__PROVIDED TEXT__.
+++++
To see this, observe that if a student’s test score is $\mathrm{H}$ the probability they go to college $(D=1)$ is $3 / 4$ for both Jennifers and Georges. Similarly, if their test score is $\mathrm{L}$ the probability they go to college is $1 / 4$ for both types. This means that college attendence is independent of type, conditional on the aptitude test score.

The conditional ACE depends on the test score. Among students who receive a high test score, $3 / 4$ are Jennifers and $1 / 4$ are Georges. Thus the conditional ACE for students with a score of $\mathrm{H}$ is $(3 / 4) \times 10+$ $(1 / 4) \times 4=\$ 8.50$. Among students who receive a low test score, $1 / 4$ are Jennifers and $3 / 4$ are Georges. Thus the ACE for students with a score of $\mathrm{L}$ is $(1 / 4) \times 10+(3 / 4) \times 4=\$ 5.50$. The unconditional ACE is the average, $\mathrm{ACE}=(8.50+5.50) / 2=\$ 7$, because $50 %$ of students each receive scores of $\mathrm{H}$ and $\mathrm{L}$.

Theorem $2.12$ shows that the conditional ACE is revealed by a regression which includes test scores. To see this in the wage distribution, suppose that the econometrician collects data on the aptitude test score as well as education and wages. Given a random sample of 32 individuals we would expect to find the wage distribution in Table $2.4$.
+++++
__DIRECTIONS__.
[A] Answer these questions using the provided text:
(i) What is the probability of going to college for a student whose test score is H?
(ii) What is the ACE for students with a score of L?
(iii) How many individuals are in the random sample that produces the wage distribution in Table 2.4?
[B] Return every line of the records that contains the string "dropdown". Case counts.

__MATERIAL__.
+++++
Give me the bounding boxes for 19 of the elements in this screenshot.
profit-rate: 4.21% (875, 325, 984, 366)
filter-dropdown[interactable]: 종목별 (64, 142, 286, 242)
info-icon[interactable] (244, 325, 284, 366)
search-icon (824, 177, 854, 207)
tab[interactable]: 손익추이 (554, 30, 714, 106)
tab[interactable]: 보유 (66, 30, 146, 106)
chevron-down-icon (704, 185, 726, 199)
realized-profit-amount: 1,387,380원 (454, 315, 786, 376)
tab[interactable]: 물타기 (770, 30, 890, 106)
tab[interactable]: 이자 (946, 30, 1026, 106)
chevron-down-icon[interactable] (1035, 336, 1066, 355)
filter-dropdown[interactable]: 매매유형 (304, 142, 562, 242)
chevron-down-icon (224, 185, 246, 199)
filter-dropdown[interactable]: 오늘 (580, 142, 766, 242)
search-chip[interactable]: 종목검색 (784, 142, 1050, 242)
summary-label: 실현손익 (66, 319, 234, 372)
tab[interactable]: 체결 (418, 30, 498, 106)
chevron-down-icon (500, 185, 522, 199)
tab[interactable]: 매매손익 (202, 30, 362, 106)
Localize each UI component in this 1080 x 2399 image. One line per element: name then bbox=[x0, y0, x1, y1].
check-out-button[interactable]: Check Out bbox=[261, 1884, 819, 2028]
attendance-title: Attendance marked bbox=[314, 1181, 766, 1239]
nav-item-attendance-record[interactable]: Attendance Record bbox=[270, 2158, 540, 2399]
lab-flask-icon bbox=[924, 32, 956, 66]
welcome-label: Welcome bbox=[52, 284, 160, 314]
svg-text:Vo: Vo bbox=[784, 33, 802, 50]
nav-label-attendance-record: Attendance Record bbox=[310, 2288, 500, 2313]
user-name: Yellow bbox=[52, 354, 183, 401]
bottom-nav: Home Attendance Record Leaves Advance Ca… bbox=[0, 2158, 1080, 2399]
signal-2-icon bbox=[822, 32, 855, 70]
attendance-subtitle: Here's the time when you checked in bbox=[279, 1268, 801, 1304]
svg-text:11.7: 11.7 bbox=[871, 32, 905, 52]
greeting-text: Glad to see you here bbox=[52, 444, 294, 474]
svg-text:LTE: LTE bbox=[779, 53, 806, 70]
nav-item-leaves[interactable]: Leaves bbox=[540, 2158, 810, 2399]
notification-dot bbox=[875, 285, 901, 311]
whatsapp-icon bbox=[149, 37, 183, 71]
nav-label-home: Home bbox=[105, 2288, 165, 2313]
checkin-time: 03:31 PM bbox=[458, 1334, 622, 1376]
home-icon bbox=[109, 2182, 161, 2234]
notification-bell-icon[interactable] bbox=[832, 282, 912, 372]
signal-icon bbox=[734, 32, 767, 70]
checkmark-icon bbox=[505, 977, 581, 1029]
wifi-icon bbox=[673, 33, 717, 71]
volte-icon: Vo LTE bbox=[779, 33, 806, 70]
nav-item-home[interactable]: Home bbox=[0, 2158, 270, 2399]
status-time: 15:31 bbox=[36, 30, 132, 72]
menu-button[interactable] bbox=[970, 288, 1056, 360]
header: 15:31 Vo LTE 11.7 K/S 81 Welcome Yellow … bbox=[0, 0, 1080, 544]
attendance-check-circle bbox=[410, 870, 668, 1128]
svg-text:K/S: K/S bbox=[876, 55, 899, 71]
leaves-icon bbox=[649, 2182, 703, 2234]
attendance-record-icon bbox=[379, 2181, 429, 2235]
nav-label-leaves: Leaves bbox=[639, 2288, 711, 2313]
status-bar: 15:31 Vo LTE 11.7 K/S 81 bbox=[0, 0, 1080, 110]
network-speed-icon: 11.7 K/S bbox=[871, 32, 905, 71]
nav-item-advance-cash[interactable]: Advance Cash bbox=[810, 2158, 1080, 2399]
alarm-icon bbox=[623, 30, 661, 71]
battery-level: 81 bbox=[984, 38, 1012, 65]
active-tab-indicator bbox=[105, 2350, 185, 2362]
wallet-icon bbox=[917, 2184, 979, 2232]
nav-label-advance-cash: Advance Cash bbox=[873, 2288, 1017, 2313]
+++++
__ANSWERS TO THE EXERCISES__.
[A]
(i) 3/4
(ii) $5.50
(iii) 32

[B]
filter-dropdown[interactable]: 종목별 (64, 142, 286, 242)
filter-dropdown[interactable]: 매매유형 (304, 142, 562, 242)
filter-dropdown[interactable]: 오늘 (580, 142, 766, 242)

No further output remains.